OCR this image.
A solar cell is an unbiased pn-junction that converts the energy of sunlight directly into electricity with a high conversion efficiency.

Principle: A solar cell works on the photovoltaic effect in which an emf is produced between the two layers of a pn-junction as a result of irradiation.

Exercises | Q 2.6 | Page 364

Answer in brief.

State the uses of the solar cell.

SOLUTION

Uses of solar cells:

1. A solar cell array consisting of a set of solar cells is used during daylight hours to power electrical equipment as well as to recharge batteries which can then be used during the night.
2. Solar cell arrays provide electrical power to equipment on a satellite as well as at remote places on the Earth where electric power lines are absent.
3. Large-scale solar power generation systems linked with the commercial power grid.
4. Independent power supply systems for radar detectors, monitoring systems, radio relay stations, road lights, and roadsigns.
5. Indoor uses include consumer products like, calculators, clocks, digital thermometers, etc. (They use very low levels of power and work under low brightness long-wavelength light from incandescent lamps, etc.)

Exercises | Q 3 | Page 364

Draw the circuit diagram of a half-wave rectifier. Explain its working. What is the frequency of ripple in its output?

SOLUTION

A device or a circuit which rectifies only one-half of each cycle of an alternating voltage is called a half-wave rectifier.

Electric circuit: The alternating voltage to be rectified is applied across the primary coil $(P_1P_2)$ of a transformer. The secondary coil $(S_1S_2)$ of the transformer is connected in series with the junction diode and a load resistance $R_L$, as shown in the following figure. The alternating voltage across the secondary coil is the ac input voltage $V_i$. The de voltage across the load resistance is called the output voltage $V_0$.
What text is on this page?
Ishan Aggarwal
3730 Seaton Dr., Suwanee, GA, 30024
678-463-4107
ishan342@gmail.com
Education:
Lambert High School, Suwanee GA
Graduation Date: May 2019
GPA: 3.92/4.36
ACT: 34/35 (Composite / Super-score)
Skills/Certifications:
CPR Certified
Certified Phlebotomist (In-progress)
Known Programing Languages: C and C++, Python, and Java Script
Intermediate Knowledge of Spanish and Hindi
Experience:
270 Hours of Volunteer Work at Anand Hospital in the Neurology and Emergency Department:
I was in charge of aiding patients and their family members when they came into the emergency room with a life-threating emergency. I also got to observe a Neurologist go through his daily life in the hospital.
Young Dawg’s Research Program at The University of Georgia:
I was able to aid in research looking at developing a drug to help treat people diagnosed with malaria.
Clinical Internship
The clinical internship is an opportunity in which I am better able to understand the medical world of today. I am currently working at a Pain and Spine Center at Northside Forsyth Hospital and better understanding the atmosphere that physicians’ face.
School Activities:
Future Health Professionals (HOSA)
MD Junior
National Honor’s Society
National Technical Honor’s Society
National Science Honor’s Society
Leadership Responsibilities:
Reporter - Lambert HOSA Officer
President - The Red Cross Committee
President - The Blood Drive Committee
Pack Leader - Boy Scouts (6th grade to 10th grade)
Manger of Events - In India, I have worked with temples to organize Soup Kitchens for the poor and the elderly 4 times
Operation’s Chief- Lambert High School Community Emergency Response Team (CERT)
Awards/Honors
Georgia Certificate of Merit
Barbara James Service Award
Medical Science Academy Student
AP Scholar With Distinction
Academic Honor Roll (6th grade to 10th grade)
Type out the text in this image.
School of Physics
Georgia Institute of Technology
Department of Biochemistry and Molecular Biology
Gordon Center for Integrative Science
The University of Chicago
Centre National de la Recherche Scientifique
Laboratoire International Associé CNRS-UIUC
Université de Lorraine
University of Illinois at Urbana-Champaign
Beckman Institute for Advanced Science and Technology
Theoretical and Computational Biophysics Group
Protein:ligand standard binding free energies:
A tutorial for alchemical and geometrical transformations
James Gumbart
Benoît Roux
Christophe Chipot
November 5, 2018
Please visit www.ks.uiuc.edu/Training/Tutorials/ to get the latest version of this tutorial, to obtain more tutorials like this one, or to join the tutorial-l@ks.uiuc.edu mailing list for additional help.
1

============

* _Problem to solve_: Your reply should consist of the records, copied exactly.

* _Task solution_:
OCR this image.
A solar cell is an unbiased pn-junction that converts the energy of sunlight directly into electricity with a high conversion efficiency.

Principle: A solar cell works on the photovoltaic effect in which an emf is produced between the two layers of a pn-junction as a result of irradiation.

Exercises | Q 2.6 | Page 364

Answer in brief.

State the uses of the solar cell.

SOLUTION

Uses of solar cells:

1. A solar cell array consisting of a set of solar cells is used during daylight hours to power electrical equipment as well as to recharge batteries which can then be used during the night.
2. Solar cell arrays provide electrical power to equipment on a satellite as well as at remote places on the Earth where electric power lines are absent.
3. Large-scale solar power generation systems linked with the commercial power grid.
4. Independent power supply systems for radar detectors, monitoring systems, radio relay stations, road lights, and roadsigns.
5. Indoor uses include consumer products like, calculators, clocks, digital thermometers, etc. (They use very low levels of power and work under low brightness long-wavelength light from incandescent lamps, etc.)

Exercises | Q 3 | Page 364

Draw the circuit diagram of a half-wave rectifier. Explain its working. What is the frequency of ripple in its output?

SOLUTION

A device or a circuit which rectifies only one-half of each cycle of an alternating voltage is called a half-wave rectifier.

Electric circuit: The alternating voltage to be rectified is applied across the primary coil $(P_1P_2)$ of a transformer. The secondary coil $(S_1S_2)$ of the transformer is connected in series with the junction diode and a load resistance $R_L$, as shown in the following figure. The alternating voltage across the secondary coil is the ac input voltage $V_i$. The de voltage across the load resistance is called the output voltage $V_0$.
What text is on this page?
Ishan Aggarwal
3730 Seaton Dr., Suwanee, GA, 30024
678-463-4107
ishan342@gmail.com
Education:
Lambert High School, Suwanee GA
Graduation Date: May 2019
GPA: 3.92/4.36
ACT: 34/35 (Composite / Super-score)
Skills/Certifications:
CPR Certified
Certified Phlebotomist (In-progress)
Known Programing Languages: C and C++, Python, and Java Script
Intermediate Knowledge of Spanish and Hindi
Experience:
270 Hours of Volunteer Work at Anand Hospital in the Neurology and Emergency Department:
I was in charge of aiding patients and their family members when they came into the emergency room with a life-threating emergency. I also got to observe a Neurologist go through his daily life in the hospital.
Young Dawg’s Research Program at The University of Georgia:
I was able to aid in research looking at developing a drug to help treat people diagnosed with malaria.
Clinical Internship
The clinical internship is an opportunity in which I am better able to understand the medical world of today. I am currently working at a Pain and Spine Center at Northside Forsyth Hospital and better understanding the atmosphere that physicians’ face.
School Activities:
Future Health Professionals (HOSA)
MD Junior
National Honor’s Society
National Technical Honor’s Society
National Science Honor’s Society
Leadership Responsibilities:
Reporter - Lambert HOSA Officer
President - The Red Cross Committee
President - The Blood Drive Committee
Pack Leader - Boy Scouts (6th grade to 10th grade)
Manger of Events - In India, I have worked with temples to organize Soup Kitchens for the poor and the elderly 4 times
Operation’s Chief- Lambert High School Community Emergency Response Team (CERT)
Awards/Honors
Georgia Certificate of Merit
Barbara James Service Award
Medical Science Academy Student
AP Scholar With Distinction
Academic Honor Roll (6th grade to 10th grade)
Type out the text in this image.
School of Physics
Georgia Institute of Technology
Department of Biochemistry and Molecular Biology
Gordon Center for Integrative Science
The University of Chicago
Centre National de la Recherche Scientifique
Laboratoire International Associé CNRS-UIUC
Université de Lorraine
University of Illinois at Urbana-Champaign
Beckman Institute for Advanced Science and Technology
Theoretical and Computational Biophysics Group
Protein:ligand standard binding free energies:
A tutorial for alchemical and geometrical transformations
James Gumbart
Benoît Roux
Christophe Chipot
November 5, 2018
Please visit www.ks.uiuc.edu/Training/Tutorials/ to get the latest version of this tutorial, to obtain more tutorials like this one, or to join the tutorial-l@ks.uiuc.edu mailing list for additional help.
1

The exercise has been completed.